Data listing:
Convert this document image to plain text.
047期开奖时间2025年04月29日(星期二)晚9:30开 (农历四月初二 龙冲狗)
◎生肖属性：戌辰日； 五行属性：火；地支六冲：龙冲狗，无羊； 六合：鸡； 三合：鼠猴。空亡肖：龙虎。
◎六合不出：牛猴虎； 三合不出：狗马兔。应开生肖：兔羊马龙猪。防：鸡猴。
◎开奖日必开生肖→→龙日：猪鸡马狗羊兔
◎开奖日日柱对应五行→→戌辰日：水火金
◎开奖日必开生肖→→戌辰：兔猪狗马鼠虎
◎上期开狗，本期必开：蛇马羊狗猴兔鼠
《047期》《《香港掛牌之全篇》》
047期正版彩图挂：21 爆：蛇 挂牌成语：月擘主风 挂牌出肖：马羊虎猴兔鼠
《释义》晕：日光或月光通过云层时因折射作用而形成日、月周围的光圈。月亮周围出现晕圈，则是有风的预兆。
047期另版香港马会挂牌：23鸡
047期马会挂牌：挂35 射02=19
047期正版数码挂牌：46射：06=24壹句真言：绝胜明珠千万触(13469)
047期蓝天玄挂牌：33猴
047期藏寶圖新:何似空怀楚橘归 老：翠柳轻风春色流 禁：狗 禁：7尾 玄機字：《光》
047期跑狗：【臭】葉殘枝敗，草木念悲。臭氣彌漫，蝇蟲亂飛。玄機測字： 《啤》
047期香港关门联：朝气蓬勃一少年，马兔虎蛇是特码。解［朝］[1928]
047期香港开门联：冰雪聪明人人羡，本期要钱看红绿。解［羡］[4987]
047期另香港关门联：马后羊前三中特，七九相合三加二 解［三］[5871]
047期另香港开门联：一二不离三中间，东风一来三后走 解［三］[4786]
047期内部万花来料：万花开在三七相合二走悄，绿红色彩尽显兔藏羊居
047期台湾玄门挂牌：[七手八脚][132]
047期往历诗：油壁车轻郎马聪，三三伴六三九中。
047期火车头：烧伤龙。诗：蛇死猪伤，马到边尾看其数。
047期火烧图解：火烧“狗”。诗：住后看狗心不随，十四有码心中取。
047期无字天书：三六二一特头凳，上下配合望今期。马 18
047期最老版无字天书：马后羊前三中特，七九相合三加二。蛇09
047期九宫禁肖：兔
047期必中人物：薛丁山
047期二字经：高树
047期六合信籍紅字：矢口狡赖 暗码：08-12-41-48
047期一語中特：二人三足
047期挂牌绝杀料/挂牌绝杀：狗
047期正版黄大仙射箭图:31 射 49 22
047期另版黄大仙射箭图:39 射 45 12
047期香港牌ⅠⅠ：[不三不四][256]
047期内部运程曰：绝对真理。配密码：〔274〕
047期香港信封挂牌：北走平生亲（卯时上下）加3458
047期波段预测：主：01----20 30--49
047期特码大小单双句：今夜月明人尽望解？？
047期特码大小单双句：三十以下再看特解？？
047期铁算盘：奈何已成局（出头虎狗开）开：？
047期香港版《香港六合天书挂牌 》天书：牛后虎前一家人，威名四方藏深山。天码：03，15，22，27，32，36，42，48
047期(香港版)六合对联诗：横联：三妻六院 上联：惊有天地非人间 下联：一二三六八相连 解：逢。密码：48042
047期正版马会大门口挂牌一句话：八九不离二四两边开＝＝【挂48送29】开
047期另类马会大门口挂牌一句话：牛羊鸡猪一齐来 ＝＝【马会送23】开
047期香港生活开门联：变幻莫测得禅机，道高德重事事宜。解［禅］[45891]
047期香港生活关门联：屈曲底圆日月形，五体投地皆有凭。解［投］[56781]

■ What you are asked to do:
Go through the listing above and restate it word for word.

■ Completed task:
Convert this document image to plain text.
047期开奖时间2025年04月29日(星期二)晚9:30开 (农历四月初二 龙冲狗)
◎生肖属性：戌辰日； 五行属性：火；地支六冲：龙冲狗，无羊； 六合：鸡； 三合：鼠猴。空亡肖：龙虎。
◎六合不出：牛猴虎； 三合不出：狗马兔。应开生肖：兔羊马龙猪。防：鸡猴。
◎开奖日必开生肖→→龙日：猪鸡马狗羊兔
◎开奖日日柱对应五行→→戌辰日：水火金
◎开奖日必开生肖→→戌辰：兔猪狗马鼠虎
◎上期开狗，本期必开：蛇马羊狗猴兔鼠
《047期》《《香港掛牌之全篇》》
047期正版彩图挂：21 爆：蛇 挂牌成语：月擘主风 挂牌出肖：马羊虎猴兔鼠
《释义》晕：日光或月光通过云层时因折射作用而形成日、月周围的光圈。月亮周围出现晕圈，则是有风的预兆。
047期另版香港马会挂牌：23鸡
047期马会挂牌：挂35 射02=19
047期正版数码挂牌：46射：06=24壹句真言：绝胜明珠千万触(13469)
047期蓝天玄挂牌：33猴
047期藏寶圖新:何似空怀楚橘归 老：翠柳轻风春色流 禁：狗 禁：7尾 玄機字：《光》
047期跑狗：【臭】葉殘枝敗，草木念悲。臭氣彌漫，蝇蟲亂飛。玄機測字： 《啤》
047期香港关门联：朝气蓬勃一少年，马兔虎蛇是特码。解［朝］[1928]
047期香港开门联：冰雪聪明人人羡，本期要钱看红绿。解［羡］[4987]
047期另香港关门联：马后羊前三中特，七九相合三加二 解［三］[5871]
047期另香港开门联：一二不离三中间，东风一来三后走 解［三］[4786]
047期内部万花来料：万花开在三七相合二走悄，绿红色彩尽显兔藏羊居
047期台湾玄门挂牌：[七手八脚][132]
047期往历诗：油壁车轻郎马聪，三三伴六三九中。
047期火车头：烧伤龙。诗：蛇死猪伤，马到边尾看其数。
047期火烧图解：火烧“狗”。诗：住后看狗心不随，十四有码心中取。
047期无字天书：三六二一特头凳，上下配合望今期。马 18
047期最老版无字天书：马后羊前三中特，七九相合三加二。蛇09
047期九宫禁肖：兔
047期必中人物：薛丁山
047期二字经：高树
047期六合信籍紅字：矢口狡赖 暗码：08-12-41-48
047期一語中特：二人三足
047期挂牌绝杀料/挂牌绝杀：狗
047期正版黄大仙射箭图:31 射 49 22
047期另版黄大仙射箭图:39 射 45 12
047期香港牌ⅠⅠ：[不三不四][256]
047期内部运程曰：绝对真理。配密码：〔274〕
047期香港信封挂牌：北走平生亲（卯时上下）加3458
047期波段预测：主：01----20 30--49
047期特码大小单双句：今夜月明人尽望解？？
047期特码大小单双句：三十以下再看特解？？
047期铁算盘：奈何已成局（出头虎狗开）开：？
047期香港版《香港六合天书挂牌 》天书：牛后虎前一家人，威名四方藏深山。天码：03，15，22，27，32，36，42，48
047期(香港版)六合对联诗：横联：三妻六院 上联：惊有天地非人间 下联：一二三六八相连 解：逢。密码：48042
047期正版马会大门口挂牌一句话：八九不离二四两边开＝＝【挂48送29】开
047期另类马会大门口挂牌一句话：牛羊鸡猪一齐来 ＝＝【马会送23】开
047期香港生活开门联：变幻莫测得禅机，道高德重事事宜。解［禅］[45891]
047期香港生活关门联：屈曲底圆日月形，五体投地皆有凭。解［投］[56781]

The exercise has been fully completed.